[Dataset records]

----------------------------------------

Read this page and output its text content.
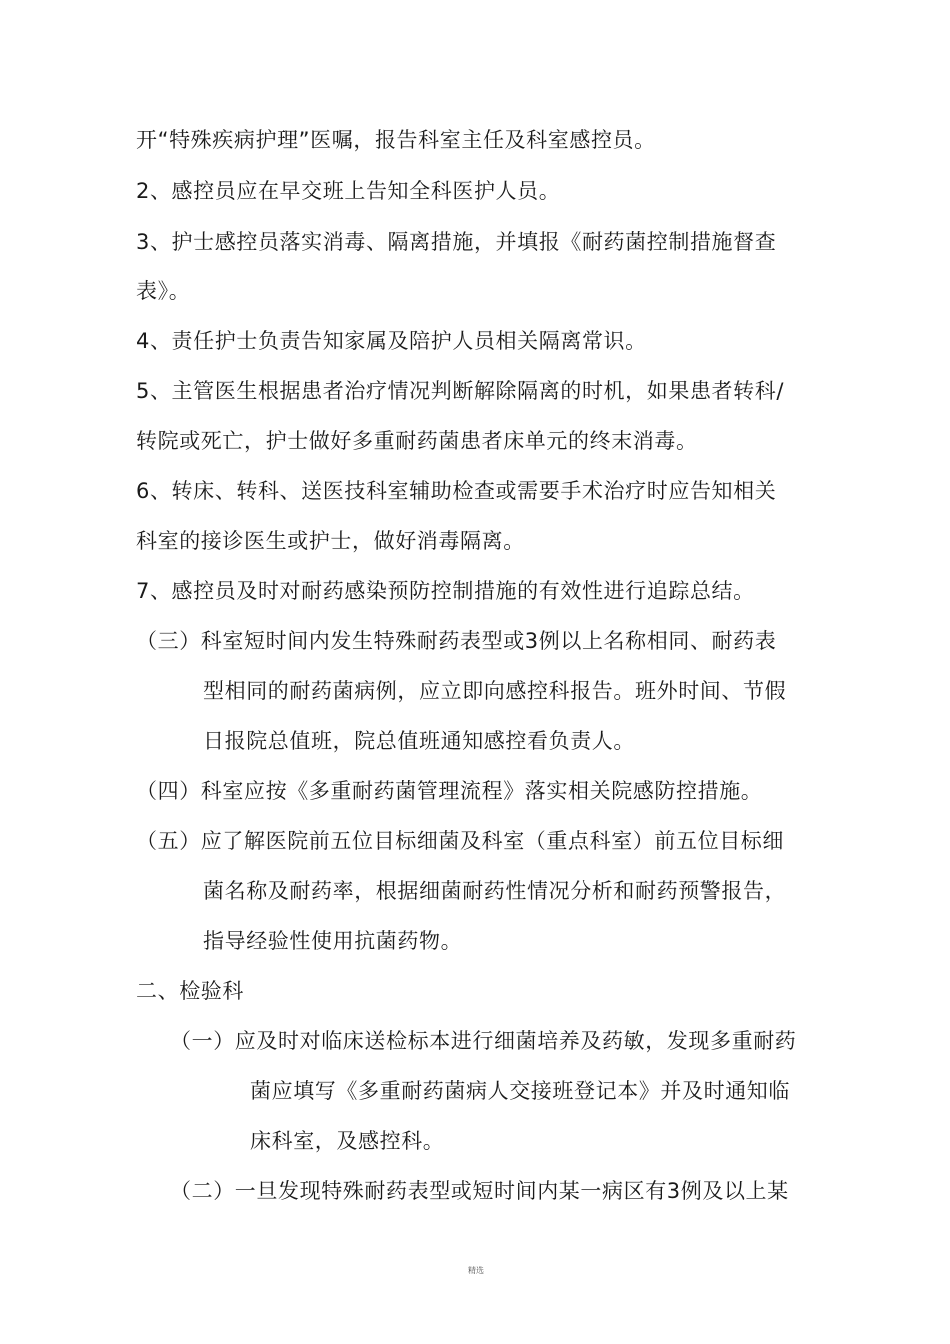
开“特殊疾病护理”医嘱，报告科室主任及科室感控员。
2、感控员应在早交班上告知全科医护人员。
3、护士感控员落实消毒、隔离措施，并填报《耐药菌控制措施督查
表》。
4、责任护士负责告知家属及陪护人员相关隔离常识。
5、主管医生根据患者治疗情况判断解除隔离的时机，如果患者转科/
转院或死亡，护士做好多重耐药菌患者床单元的终末消毒。
6、转床、转科、送医技科室辅助检查或需要手术治疗时应告知相关
科室的接诊医生或护士，做好消毒隔离。
7、感控员及时对耐药感染预防控制措施的有效性进行追踪总结。
（三）科室短时间内发生特殊耐药表型或3例以上名称相同、耐药表
型相同的耐药菌病例，应立即向感控科报告。班外时间、节假
日报院总值班，院总值班通知感控看负责人。
（四）科室应按《多重耐药菌管理流程》落实相关院感防控措施。
（五）应了解医院前五位目标细菌及科室（重点科室）前五位目标细
菌名称及耐药率，根据细菌耐药性情况分析和耐药预警报告，
指导经验性使用抗菌药物。
二、检验科
（一）应及时对临床送检标本进行细菌培养及药敏，发现多重耐药
菌应填写《多重耐药菌病人交接班登记本》并及时通知临
床科室，及感控科。
（二）一旦发现特殊耐药表型或短时间内某一病区有3例及以上某
精选
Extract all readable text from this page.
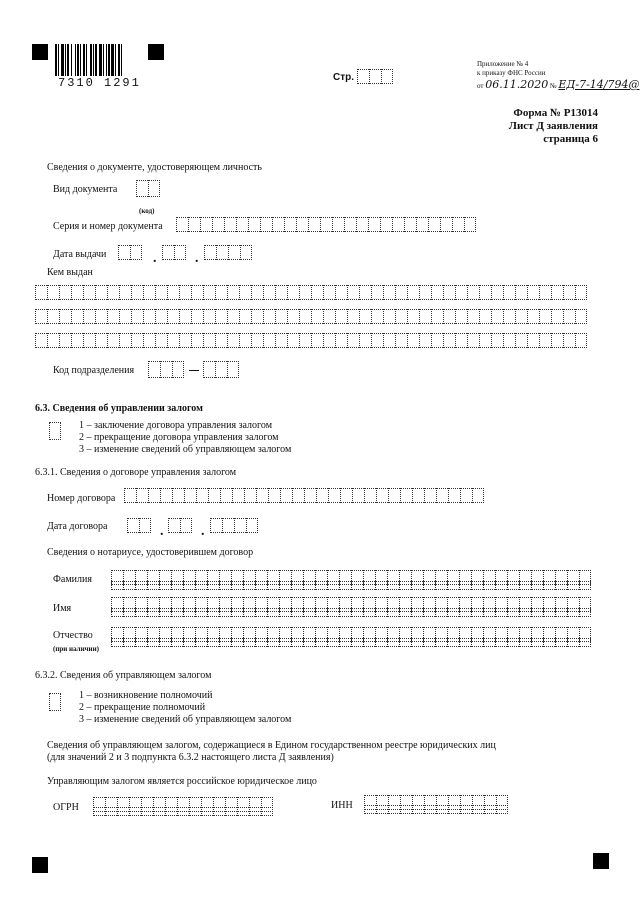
7310 1291	Стр.
Приложение № 4
к приказу ФНС России
от 06.11.2020 № ЕД-7-14/794@
Форма № Р13014
Лист Д заявления
страница 6
Сведения о документе, удостоверяющем личность
Вид документа
(код)
Серия и номер документа
Дата выдачи	.	.
Кем выдан
Код подразделения
6.3. Сведения об управлении залогом
1 – заключение договора управления залогом
2 – прекращение договора управления залогом
3 – изменение сведений об управляющем залогом
6.3.1. Сведения о договоре управления залогом
Номер договора
Дата договора	.	.
Сведения о нотариусе, удостоверившем договор
Фамилия
Имя
Отчество
(при наличии)
6.3.2. Сведения об управляющем залогом
1 – возникновение полномочий
2 – прекращение полномочий
3 – изменение сведений об управляющем залогом
Сведения об управляющем залогом, содержащиеся в Едином государственном реестре юридических лиц
(для значений 2 и 3 подпункта 6.3.2 настоящего листа Д заявления)
Управляющим залогом является российское юридическое лицо
ОГРН	ИНН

----------------------------------------

— REQUEST —
Go through the material and select each line with the string "this" in it.

— COMPLETE RESPONSE —
Read this page and output its text content.
Extract all readable text from this page.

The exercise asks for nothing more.